Quoted passage -

Loops in GCC preprocessor needed

Nulik Nol nuliknol@gmail.com
Tue Jan 26 18:34:00 GMT 2016


Hi,
I need looping functionality in GCC's preprocessor. Consider the
following example, which is very primitive, the loops I need are
actually more complex, but this example is only to explain the
problem:

I write code like this, then I preprocess it with PHP, and after that I compile:
====================================================================================
void find_new_line(nl_parse_job_t *jobs,uint num_jobs) {
    __m128i *needle;
    char newline[1]  __attribute__ ((aligned (16))) ={'\n'};
    __m128i *data_ptrs[MAX_THREADS];
    uint nl_positions[MAX_THREADS];
    uint search_results[MAX_THREADS];
    uint add_delims[MAX_THREADS];
    uint num_delims[MAX_THREADS];
    uint new_positions[MAX_THREADS];

    needle=(__m128i*) newline;

//LOOP_THREADS_START:016
    data_ptrs[MAX_THREADS-_ITERATOR_]=(__m128i*)
bufs[jobs[MAX_THREADS-_ITERATOR_].buf_idx].data;
//LOOP_THREADS_END
//LOOP_THREADS_START:016
    num_delims[MAX_THREADS-_ITERATOR_]=delims[jobs[MAX_THREADS-_ITERATOR_].buf_idx].num_delims;
                                // read num_delims from memory
//LOOP_THREADS_END
//LOOP_THREADS_START:016
    nl_positions[MAX_THREADS-_ITERATOR_]=_mm_cmpestri(*needle, 1,
*data_ptrs[MAX_THREADS-_ITERATOR_],
jobs[MAX_THREADS-_ITERATOR_].length, _SIDD_UBYTE_OPS
|_SIDD_CMP_EQUAL_ANY|_SIDD_LEAST$
//LOOP_THREADS_END
//LOOP_THREADS_START:016
    search_results[MAX_THREADS-_ITERATOR_]=(nl_positions[MAX_THREADS-_ITERATOR_]==16)
?  0 : 1;                                     // determine found or
not
//LOOP_THREADS_END
//LOOP_THREADS_START:016
    new_positions[MAX_THREADS-_ITERATOR_]=(!search_results[MAX_THREADS-_ITERATOR_])

Given problem A - Edit the entries from the start through the line containing "section1-heading-line1: 一、选择题：本大题共 8" by replacing "sqrt-symbol" with "root-symbol", changing nothing else.

Record list -
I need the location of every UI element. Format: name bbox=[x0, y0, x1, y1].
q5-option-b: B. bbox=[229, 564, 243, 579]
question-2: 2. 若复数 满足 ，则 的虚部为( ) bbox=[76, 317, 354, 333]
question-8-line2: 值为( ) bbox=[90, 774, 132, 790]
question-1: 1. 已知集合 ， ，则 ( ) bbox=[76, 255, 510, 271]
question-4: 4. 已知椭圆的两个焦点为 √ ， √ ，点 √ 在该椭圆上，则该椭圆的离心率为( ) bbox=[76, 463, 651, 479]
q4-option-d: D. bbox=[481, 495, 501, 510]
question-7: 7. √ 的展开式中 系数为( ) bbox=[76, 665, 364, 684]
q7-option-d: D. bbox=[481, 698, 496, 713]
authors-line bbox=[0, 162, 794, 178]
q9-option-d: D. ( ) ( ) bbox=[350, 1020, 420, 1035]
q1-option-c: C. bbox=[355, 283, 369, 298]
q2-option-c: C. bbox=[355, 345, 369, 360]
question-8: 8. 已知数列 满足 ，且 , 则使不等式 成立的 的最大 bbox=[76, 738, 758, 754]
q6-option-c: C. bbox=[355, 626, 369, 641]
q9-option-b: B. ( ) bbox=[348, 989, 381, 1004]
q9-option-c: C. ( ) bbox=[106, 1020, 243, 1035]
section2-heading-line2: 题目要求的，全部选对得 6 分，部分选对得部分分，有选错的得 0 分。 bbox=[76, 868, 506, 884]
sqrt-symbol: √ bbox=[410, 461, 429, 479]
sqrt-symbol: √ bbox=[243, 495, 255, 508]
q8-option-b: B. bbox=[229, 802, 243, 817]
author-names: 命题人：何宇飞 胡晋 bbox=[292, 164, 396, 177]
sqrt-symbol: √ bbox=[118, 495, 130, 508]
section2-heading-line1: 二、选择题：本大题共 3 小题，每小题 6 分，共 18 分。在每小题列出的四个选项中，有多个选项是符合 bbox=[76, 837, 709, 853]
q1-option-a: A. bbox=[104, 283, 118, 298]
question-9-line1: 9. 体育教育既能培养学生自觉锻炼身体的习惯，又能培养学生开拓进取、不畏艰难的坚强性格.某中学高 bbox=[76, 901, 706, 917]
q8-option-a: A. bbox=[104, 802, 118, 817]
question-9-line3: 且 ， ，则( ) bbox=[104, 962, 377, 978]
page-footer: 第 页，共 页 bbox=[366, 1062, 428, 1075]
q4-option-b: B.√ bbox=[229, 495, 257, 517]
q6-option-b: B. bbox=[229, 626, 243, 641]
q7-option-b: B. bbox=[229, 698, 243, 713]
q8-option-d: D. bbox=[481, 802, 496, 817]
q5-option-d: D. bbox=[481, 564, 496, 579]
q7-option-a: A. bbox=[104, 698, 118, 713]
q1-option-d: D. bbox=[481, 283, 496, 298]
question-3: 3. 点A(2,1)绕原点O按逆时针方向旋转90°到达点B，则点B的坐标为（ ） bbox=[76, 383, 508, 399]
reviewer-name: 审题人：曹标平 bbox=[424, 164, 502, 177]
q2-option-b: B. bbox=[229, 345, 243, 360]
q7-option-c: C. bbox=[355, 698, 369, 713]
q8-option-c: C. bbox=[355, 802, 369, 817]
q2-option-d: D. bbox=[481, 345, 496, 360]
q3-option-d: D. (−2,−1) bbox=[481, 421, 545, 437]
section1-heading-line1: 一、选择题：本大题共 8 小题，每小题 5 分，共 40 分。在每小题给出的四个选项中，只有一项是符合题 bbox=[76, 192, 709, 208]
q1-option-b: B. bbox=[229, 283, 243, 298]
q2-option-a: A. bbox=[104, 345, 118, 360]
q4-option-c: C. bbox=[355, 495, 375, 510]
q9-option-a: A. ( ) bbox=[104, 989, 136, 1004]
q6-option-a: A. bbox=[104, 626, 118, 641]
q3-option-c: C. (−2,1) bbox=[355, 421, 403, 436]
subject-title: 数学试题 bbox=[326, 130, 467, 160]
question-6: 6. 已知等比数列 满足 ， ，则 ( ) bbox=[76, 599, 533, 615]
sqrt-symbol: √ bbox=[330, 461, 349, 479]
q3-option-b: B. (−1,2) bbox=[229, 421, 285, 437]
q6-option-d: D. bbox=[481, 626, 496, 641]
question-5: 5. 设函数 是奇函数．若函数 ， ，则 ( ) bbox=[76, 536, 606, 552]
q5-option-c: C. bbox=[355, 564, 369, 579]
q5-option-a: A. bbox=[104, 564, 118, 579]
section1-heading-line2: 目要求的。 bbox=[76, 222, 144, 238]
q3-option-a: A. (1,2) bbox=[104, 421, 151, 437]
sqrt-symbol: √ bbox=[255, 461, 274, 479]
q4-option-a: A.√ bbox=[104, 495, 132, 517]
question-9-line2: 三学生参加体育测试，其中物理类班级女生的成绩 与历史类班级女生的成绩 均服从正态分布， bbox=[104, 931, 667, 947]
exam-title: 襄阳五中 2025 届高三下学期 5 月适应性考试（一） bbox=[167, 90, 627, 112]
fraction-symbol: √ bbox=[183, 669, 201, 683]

Given problem B - In the forum post about GCC preprocessor loops, what does the writer use to preprocess the code before compiling it?

Expected answer A -
I need the location of every UI element. Format: name bbox=[x0, y0, x1, y1].
q5-option-b: B. bbox=[229, 564, 243, 579]
question-2: 2. 若复数 满足 ，则 的虚部为( ) bbox=[76, 317, 354, 333]
question-8-line2: 值为( ) bbox=[90, 774, 132, 790]
question-1: 1. 已知集合 ， ，则 ( ) bbox=[76, 255, 510, 271]
question-4: 4. 已知椭圆的两个焦点为 √ ， √ ，点 √ 在该椭圆上，则该椭圆的离心率为( ) bbox=[76, 463, 651, 479]
q4-option-d: D. bbox=[481, 495, 501, 510]
question-7: 7. √ 的展开式中 系数为( ) bbox=[76, 665, 364, 684]
q7-option-d: D. bbox=[481, 698, 496, 713]
authors-line bbox=[0, 162, 794, 178]
q9-option-d: D. ( ) ( ) bbox=[350, 1020, 420, 1035]
q1-option-c: C. bbox=[355, 283, 369, 298]
q2-option-c: C. bbox=[355, 345, 369, 360]
question-8: 8. 已知数列 满足 ，且 , 则使不等式 成立的 的最大 bbox=[76, 738, 758, 754]
q6-option-c: C. bbox=[355, 626, 369, 641]
q9-option-b: B. ( ) bbox=[348, 989, 381, 1004]
q9-option-c: C. ( ) bbox=[106, 1020, 243, 1035]
section2-heading-line2: 题目要求的，全部选对得 6 分，部分选对得部分分，有选错的得 0 分。 bbox=[76, 868, 506, 884]
root-symbol: √ bbox=[410, 461, 429, 479]
root-symbol: √ bbox=[243, 495, 255, 508]
q8-option-b: B. bbox=[229, 802, 243, 817]
author-names: 命题人：何宇飞 胡晋 bbox=[292, 164, 396, 177]
root-symbol: √ bbox=[118, 495, 130, 508]
section2-heading-line1: 二、选择题：本大题共 3 小题，每小题 6 分，共 18 分。在每小题列出的四个选项中，有多个选项是符合 bbox=[76, 837, 709, 853]
q1-option-a: A. bbox=[104, 283, 118, 298]
question-9-line1: 9. 体育教育既能培养学生自觉锻炼身体的习惯，又能培养学生开拓进取、不畏艰难的坚强性格.某中学高 bbox=[76, 901, 706, 917]
q8-option-a: A. bbox=[104, 802, 118, 817]
question-9-line3: 且 ， ，则( ) bbox=[104, 962, 377, 978]
page-footer: 第 页，共 页 bbox=[366, 1062, 428, 1075]
q4-option-b: B.√ bbox=[229, 495, 257, 517]
q6-option-b: B. bbox=[229, 626, 243, 641]
q7-option-b: B. bbox=[229, 698, 243, 713]
q8-option-d: D. bbox=[481, 802, 496, 817]
q5-option-d: D. bbox=[481, 564, 496, 579]
q7-option-a: A. bbox=[104, 698, 118, 713]
q1-option-d: D. bbox=[481, 283, 496, 298]
question-3: 3. 点A(2,1)绕原点O按逆时针方向旋转90°到达点B，则点B的坐标为（ ） bbox=[76, 383, 508, 399]
reviewer-name: 审题人：曹标平 bbox=[424, 164, 502, 177]
q2-option-b: B. bbox=[229, 345, 243, 360]
q7-option-c: C. bbox=[355, 698, 369, 713]
q8-option-c: C. bbox=[355, 802, 369, 817]
q2-option-d: D. bbox=[481, 345, 496, 360]
q3-option-d: D. (−2,−1) bbox=[481, 421, 545, 437]
section1-heading-line1: 一、选择题：本大题共 8 小题，每小题 5 分，共 40 分。在每小题给出的四个选项中，只有一项是符合题 bbox=[76, 192, 709, 208]

Expected answer B - PHP